WHAT TO WORK ON —
Pictures aside, quote the whole listing exactly.

SUPPLIED RECORDS —
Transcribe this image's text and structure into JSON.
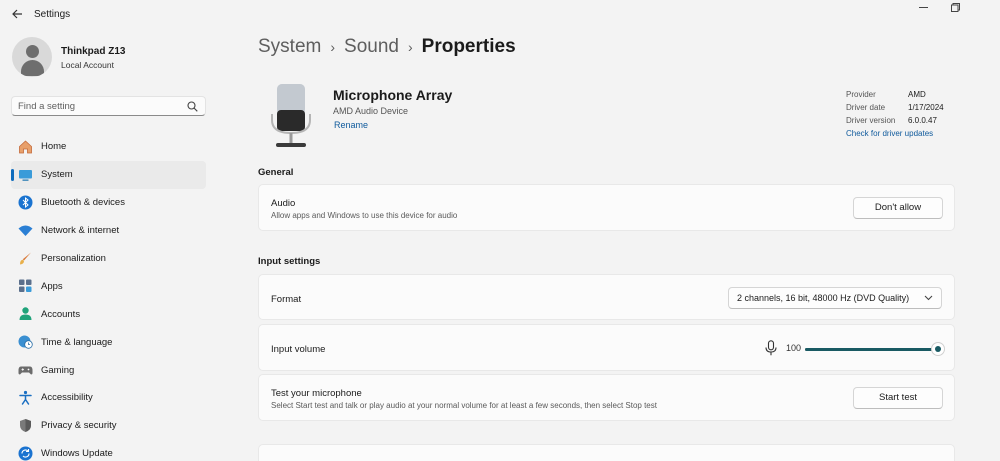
{
  "window": {
    "title": "Settings",
    "back_icon": "arrow-left-icon",
    "minimize_icon": "minimize-icon",
    "restore_icon": "restore-icon"
  },
  "user": {
    "name": "Thinkpad Z13",
    "account": "Local Account"
  },
  "search": {
    "placeholder": "Find a setting"
  },
  "sidebar": {
    "items": [
      {
        "label": "Home",
        "icon": "home-icon",
        "active": false
      },
      {
        "label": "System",
        "icon": "monitor-icon",
        "active": true
      },
      {
        "label": "Bluetooth & devices",
        "icon": "bluetooth-icon",
        "active": false
      },
      {
        "label": "Network & internet",
        "icon": "wifi-icon",
        "active": false
      },
      {
        "label": "Personalization",
        "icon": "brush-icon",
        "active": false
      },
      {
        "label": "Apps",
        "icon": "apps-icon",
        "active": false
      },
      {
        "label": "Accounts",
        "icon": "person-icon",
        "active": false
      },
      {
        "label": "Time & language",
        "icon": "globe-clock-icon",
        "active": false
      },
      {
        "label": "Gaming",
        "icon": "gamepad-icon",
        "active": false
      },
      {
        "label": "Accessibility",
        "icon": "accessibility-icon",
        "active": false
      },
      {
        "label": "Privacy & security",
        "icon": "shield-icon",
        "active": false
      },
      {
        "label": "Windows Update",
        "icon": "update-icon",
        "active": false
      }
    ]
  },
  "breadcrumb": {
    "level1": "System",
    "level2": "Sound",
    "current": "Properties",
    "separator": "›"
  },
  "device": {
    "name": "Microphone Array",
    "subtitle": "AMD Audio Device",
    "rename": "Rename",
    "icon": "microphone-illustration"
  },
  "driver": {
    "provider_label": "Provider",
    "provider": "AMD",
    "date_label": "Driver date",
    "date": "1/17/2024",
    "version_label": "Driver version",
    "version": "6.0.0.47",
    "update_link": "Check for driver updates"
  },
  "general": {
    "title": "General",
    "audio": {
      "title": "Audio",
      "description": "Allow apps and Windows to use this device for audio",
      "button": "Don't allow"
    }
  },
  "input_settings": {
    "title": "Input settings",
    "format": {
      "label": "Format",
      "value": "2 channels, 16 bit, 48000 Hz (DVD Quality)"
    },
    "volume": {
      "label": "Input volume",
      "value": "100",
      "level": 1.0
    },
    "test": {
      "title": "Test your microphone",
      "description": "Select Start test and talk or play audio at your normal volume for at least a few seconds, then select Stop test",
      "button": "Start test"
    }
  },
  "colors": {
    "accent": "#0f6cbd",
    "slider": "#195a63",
    "link": "#0f5a9c",
    "background": "#f3f3f3",
    "card": "#fbfbfb"
  }
}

COMPLETED TASK —
Transcribe this image's text and structure into JSON.
{
  "window": {
    "title": "Settings",
    "back_icon": "arrow-left-icon",
    "minimize_icon": "minimize-icon",
    "restore_icon": "restore-icon"
  },
  "user": {
    "name": "Thinkpad Z13",
    "account": "Local Account"
  },
  "search": {
    "placeholder": "Find a setting"
  },
  "sidebar": {
    "items": [
      {
        "label": "Home",
        "icon": "home-icon",
        "active": false
      },
      {
        "label": "System",
        "icon": "monitor-icon",
        "active": true
      },
      {
        "label": "Bluetooth & devices",
        "icon": "bluetooth-icon",
        "active": false
      },
      {
        "label": "Network & internet",
        "icon": "wifi-icon",
        "active": false
      },
      {
        "label": "Personalization",
        "icon": "brush-icon",
        "active": false
      },
      {
        "label": "Apps",
        "icon": "apps-icon",
        "active": false
      },
      {
        "label": "Accounts",
        "icon": "person-icon",
        "active": false
      },
      {
        "label": "Time & language",
        "icon": "globe-clock-icon",
        "active": false
      },
      {
        "label": "Gaming",
        "icon": "gamepad-icon",
        "active": false
      },
      {
        "label": "Accessibility",
        "icon": "accessibility-icon",
        "active": false
      },
      {
        "label": "Privacy & security",
        "icon": "shield-icon",
        "active": false
      },
      {
        "label": "Windows Update",
        "icon": "update-icon",
        "active": false
      }
    ]
  },
  "breadcrumb": {
    "level1": "System",
    "level2": "Sound",
    "current": "Properties",
    "separator": "›"
  },
  "device": {
    "name": "Microphone Array",
    "subtitle": "AMD Audio Device",
    "rename": "Rename",
    "icon": "microphone-illustration"
  },
  "driver": {
    "provider_label": "Provider",
    "provider": "AMD",
    "date_label": "Driver date",
    "date": "1/17/2024",
    "version_label": "Driver version",
    "version": "6.0.0.47",
    "update_link": "Check for driver updates"
  },
  "general": {
    "title": "General",
    "audio": {
      "title": "Audio",
      "description": "Allow apps and Windows to use this device for audio",
      "button": "Don't allow"
    }
  },
  "input_settings": {
    "title": "Input settings",
    "format": {
      "label": "Format",
      "value": "2 channels, 16 bit, 48000 Hz (DVD Quality)"
    },
    "volume": {
      "label": "Input volume",
      "value": "100",
      "level": 1.0
    },
    "test": {
      "title": "Test your microphone",
      "description": "Select Start test and talk or play audio at your normal volume for at least a few seconds, then select Stop test",
      "button": "Start test"
    }
  },
  "colors": {
    "accent": "#0f6cbd",
    "slider": "#195a63",
    "link": "#0f5a9c",
    "background": "#f3f3f3",
    "card": "#fbfbfb"
  }
}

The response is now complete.